Aim of the exercise
Write the data out again exactly, with no pictures.

---------- Recorded information ----------

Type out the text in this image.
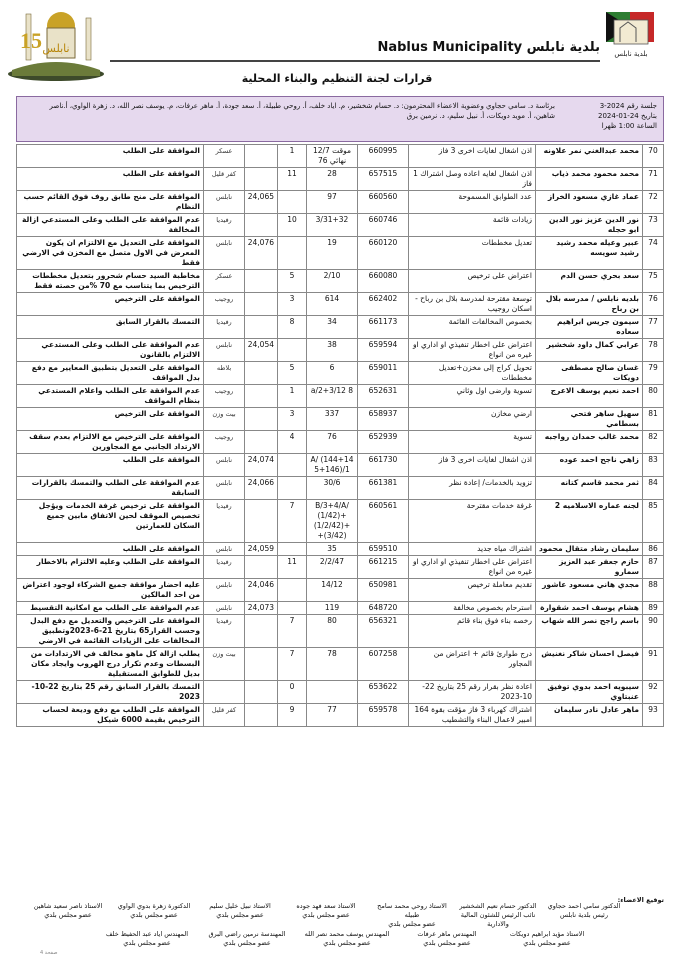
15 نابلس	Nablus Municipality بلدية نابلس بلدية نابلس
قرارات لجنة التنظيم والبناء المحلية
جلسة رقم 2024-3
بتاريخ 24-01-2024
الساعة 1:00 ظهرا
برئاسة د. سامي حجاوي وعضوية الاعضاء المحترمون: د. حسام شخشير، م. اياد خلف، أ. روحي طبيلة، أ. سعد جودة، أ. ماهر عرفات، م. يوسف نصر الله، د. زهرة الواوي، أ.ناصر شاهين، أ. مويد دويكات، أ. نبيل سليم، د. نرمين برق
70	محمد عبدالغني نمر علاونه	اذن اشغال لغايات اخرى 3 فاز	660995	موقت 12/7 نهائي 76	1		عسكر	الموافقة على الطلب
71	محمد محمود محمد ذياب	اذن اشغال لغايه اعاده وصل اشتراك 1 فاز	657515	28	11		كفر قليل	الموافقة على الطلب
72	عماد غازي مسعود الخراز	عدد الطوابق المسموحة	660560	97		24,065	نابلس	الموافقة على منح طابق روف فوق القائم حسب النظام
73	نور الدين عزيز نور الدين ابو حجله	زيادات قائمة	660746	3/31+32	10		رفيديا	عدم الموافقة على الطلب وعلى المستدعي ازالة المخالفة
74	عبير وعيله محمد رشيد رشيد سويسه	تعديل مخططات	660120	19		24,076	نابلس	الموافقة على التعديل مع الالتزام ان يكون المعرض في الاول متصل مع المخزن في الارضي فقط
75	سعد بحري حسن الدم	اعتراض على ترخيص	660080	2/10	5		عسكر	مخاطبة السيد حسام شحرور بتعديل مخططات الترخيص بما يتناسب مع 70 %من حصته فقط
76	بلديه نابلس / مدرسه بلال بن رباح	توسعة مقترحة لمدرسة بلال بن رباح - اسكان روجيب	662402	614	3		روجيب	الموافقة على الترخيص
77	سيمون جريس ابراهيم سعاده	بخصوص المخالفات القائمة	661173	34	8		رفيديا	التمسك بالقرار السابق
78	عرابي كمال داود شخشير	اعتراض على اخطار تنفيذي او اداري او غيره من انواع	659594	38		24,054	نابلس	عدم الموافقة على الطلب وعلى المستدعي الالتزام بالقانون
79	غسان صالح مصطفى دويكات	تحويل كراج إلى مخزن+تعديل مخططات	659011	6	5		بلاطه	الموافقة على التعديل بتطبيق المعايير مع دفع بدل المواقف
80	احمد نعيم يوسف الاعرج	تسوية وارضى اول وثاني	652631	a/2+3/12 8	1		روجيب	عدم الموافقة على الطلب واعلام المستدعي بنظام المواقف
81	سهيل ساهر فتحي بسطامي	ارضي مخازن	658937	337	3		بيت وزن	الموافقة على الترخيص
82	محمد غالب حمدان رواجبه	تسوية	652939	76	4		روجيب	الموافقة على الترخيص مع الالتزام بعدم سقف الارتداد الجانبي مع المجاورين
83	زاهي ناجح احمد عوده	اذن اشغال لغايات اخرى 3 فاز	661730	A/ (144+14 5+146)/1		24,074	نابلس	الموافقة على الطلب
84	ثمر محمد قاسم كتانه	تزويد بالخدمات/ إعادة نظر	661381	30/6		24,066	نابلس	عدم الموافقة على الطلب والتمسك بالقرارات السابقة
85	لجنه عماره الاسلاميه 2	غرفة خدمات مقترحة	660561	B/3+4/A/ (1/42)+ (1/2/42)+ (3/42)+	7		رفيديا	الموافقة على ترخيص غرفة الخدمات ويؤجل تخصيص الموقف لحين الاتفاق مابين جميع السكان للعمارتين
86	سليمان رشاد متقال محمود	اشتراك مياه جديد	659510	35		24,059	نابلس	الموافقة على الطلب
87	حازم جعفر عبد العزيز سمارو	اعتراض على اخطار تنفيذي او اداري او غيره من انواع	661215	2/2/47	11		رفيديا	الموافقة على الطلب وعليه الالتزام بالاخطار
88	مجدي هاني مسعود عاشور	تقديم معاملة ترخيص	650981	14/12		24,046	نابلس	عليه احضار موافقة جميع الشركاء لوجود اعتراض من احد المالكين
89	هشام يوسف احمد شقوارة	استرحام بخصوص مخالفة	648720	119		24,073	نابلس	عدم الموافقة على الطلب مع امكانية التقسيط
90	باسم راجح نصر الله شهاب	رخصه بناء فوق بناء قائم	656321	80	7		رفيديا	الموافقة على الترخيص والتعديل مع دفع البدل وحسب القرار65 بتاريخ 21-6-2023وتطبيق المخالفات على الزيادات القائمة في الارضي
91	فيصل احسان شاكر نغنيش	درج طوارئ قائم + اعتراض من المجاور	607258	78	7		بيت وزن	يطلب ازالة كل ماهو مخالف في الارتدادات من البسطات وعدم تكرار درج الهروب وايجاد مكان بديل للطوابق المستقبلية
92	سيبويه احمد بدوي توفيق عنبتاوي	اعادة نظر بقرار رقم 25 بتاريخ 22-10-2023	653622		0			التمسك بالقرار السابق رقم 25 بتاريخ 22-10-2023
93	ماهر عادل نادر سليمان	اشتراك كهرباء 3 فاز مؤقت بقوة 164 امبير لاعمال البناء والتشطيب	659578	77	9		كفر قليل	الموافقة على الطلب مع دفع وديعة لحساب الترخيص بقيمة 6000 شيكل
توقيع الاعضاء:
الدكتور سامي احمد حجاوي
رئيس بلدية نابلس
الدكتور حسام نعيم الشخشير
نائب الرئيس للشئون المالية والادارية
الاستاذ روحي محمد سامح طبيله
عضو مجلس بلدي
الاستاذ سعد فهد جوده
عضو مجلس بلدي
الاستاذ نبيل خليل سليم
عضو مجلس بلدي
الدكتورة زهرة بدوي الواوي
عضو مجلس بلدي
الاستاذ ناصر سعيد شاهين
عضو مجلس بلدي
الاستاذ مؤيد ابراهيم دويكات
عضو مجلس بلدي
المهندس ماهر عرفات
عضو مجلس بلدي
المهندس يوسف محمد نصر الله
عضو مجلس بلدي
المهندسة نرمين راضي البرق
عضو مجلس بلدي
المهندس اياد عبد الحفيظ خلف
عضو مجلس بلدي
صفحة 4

----------

Problem solution
Type out the text in this image.
15 نابلس	Nablus Municipality بلدية نابلس بلدية نابلس
قرارات لجنة التنظيم والبناء المحلية
جلسة رقم 2024-3
بتاريخ 24-01-2024
الساعة 1:00 ظهرا
برئاسة د. سامي حجاوي وعضوية الاعضاء المحترمون: د. حسام شخشير، م. اياد خلف، أ. روحي طبيلة، أ. سعد جودة، أ. ماهر عرفات، م. يوسف نصر الله، د. زهرة الواوي، أ.ناصر شاهين، أ. مويد دويكات، أ. نبيل سليم، د. نرمين برق
70	محمد عبدالغني نمر علاونه	اذن اشغال لغايات اخرى 3 فاز	660995	موقت 12/7 نهائي 76	1		عسكر	الموافقة على الطلب
71	محمد محمود محمد ذياب	اذن اشغال لغايه اعاده وصل اشتراك 1 فاز	657515	28	11		كفر قليل	الموافقة على الطلب
72	عماد غازي مسعود الخراز	عدد الطوابق المسموحة	660560	97		24,065	نابلس	الموافقة على منح طابق روف فوق القائم حسب النظام
73	نور الدين عزيز نور الدين ابو حجله	زيادات قائمة	660746	3/31+32	10		رفيديا	عدم الموافقة على الطلب وعلى المستدعي ازالة المخالفة
74	عبير وعيله محمد رشيد رشيد سويسه	تعديل مخططات	660120	19		24,076	نابلس	الموافقة على التعديل مع الالتزام ان يكون المعرض في الاول متصل مع المخزن في الارضي فقط
75	سعد بحري حسن الدم	اعتراض على ترخيص	660080	2/10	5		عسكر	مخاطبة السيد حسام شحرور بتعديل مخططات الترخيص بما يتناسب مع 70 %من حصته فقط
76	بلديه نابلس / مدرسه بلال بن رباح	توسعة مقترحة لمدرسة بلال بن رباح - اسكان روجيب	662402	614	3		روجيب	الموافقة على الترخيص
77	سيمون جريس ابراهيم سعاده	بخصوص المخالفات القائمة	661173	34	8		رفيديا	التمسك بالقرار السابق
78	عرابي كمال داود شخشير	اعتراض على اخطار تنفيذي او اداري او غيره من انواع	659594	38		24,054	نابلس	عدم الموافقة على الطلب وعلى المستدعي الالتزام بالقانون
79	غسان صالح مصطفى دويكات	تحويل كراج إلى مخزن+تعديل مخططات	659011	6	5		بلاطه	الموافقة على التعديل بتطبيق المعايير مع دفع بدل المواقف
80	احمد نعيم يوسف الاعرج	تسوية وارضى اول وثاني	652631	a/2+3/12 8	1		روجيب	عدم الموافقة على الطلب واعلام المستدعي بنظام المواقف
81	سهيل ساهر فتحي بسطامي	ارضي مخازن	658937	337	3		بيت وزن	الموافقة على الترخيص
82	محمد غالب حمدان رواجبه	تسوية	652939	76	4		روجيب	الموافقة على الترخيص مع الالتزام بعدم سقف الارتداد الجانبي مع المجاورين
83	زاهي ناجح احمد عوده	اذن اشغال لغايات اخرى 3 فاز	661730	A/ (144+14 5+146)/1		24,074	نابلس	الموافقة على الطلب
84	ثمر محمد قاسم كتانه	تزويد بالخدمات/ إعادة نظر	661381	30/6		24,066	نابلس	عدم الموافقة على الطلب والتمسك بالقرارات السابقة
85	لجنه عماره الاسلاميه 2	غرفة خدمات مقترحة	660561	B/3+4/A/ (1/42)+ (1/2/42)+ (3/42)+	7		رفيديا	الموافقة على ترخيص غرفة الخدمات ويؤجل تخصيص الموقف لحين الاتفاق مابين جميع السكان للعمارتين
86	سليمان رشاد متقال محمود	اشتراك مياه جديد	659510	35		24,059	نابلس	الموافقة على الطلب
87	حازم جعفر عبد العزيز سمارو	اعتراض على اخطار تنفيذي او اداري او غيره من انواع	661215	2/2/47	11		رفيديا	الموافقة على الطلب وعليه الالتزام بالاخطار
88	مجدي هاني مسعود عاشور	تقديم معاملة ترخيص	650981	14/12		24,046	نابلس	عليه احضار موافقة جميع الشركاء لوجود اعتراض من احد المالكين
89	هشام يوسف احمد شقوارة	استرحام بخصوص مخالفة	648720	119		24,073	نابلس	عدم الموافقة على الطلب مع امكانية التقسيط
90	باسم راجح نصر الله شهاب	رخصه بناء فوق بناء قائم	656321	80	7		رفيديا	الموافقة على الترخيص والتعديل مع دفع البدل وحسب القرار65 بتاريخ 21-6-2023وتطبيق المخالفات على الزيادات القائمة في الارضي
91	فيصل احسان شاكر نغنيش	درج طوارئ قائم + اعتراض من المجاور	607258	78	7		بيت وزن	يطلب ازالة كل ماهو مخالف في الارتدادات من البسطات وعدم تكرار درج الهروب وايجاد مكان بديل للطوابق المستقبلية
92	سيبويه احمد بدوي توفيق عنبتاوي	اعادة نظر بقرار رقم 25 بتاريخ 22-10-2023	653622		0			التمسك بالقرار السابق رقم 25 بتاريخ 22-10-2023
93	ماهر عادل نادر سليمان	اشتراك كهرباء 3 فاز مؤقت بقوة 164 امبير لاعمال البناء والتشطيب	659578	77	9		كفر قليل	الموافقة على الطلب مع دفع وديعة لحساب الترخيص بقيمة 6000 شيكل
توقيع الاعضاء:
الدكتور سامي احمد حجاوي
رئيس بلدية نابلس
الدكتور حسام نعيم الشخشير
نائب الرئيس للشئون المالية والادارية
الاستاذ روحي محمد سامح طبيله
عضو مجلس بلدي
الاستاذ سعد فهد جوده
عضو مجلس بلدي
الاستاذ نبيل خليل سليم
عضو مجلس بلدي
الدكتورة زهرة بدوي الواوي
عضو مجلس بلدي
الاستاذ ناصر سعيد شاهين
عضو مجلس بلدي
الاستاذ مؤيد ابراهيم دويكات
عضو مجلس بلدي
المهندس ماهر عرفات
عضو مجلس بلدي
المهندس يوسف محمد نصر الله
عضو مجلس بلدي
المهندسة نرمين راضي البرق
عضو مجلس بلدي
المهندس اياد عبد الحفيظ خلف
عضو مجلس بلدي
صفحة 4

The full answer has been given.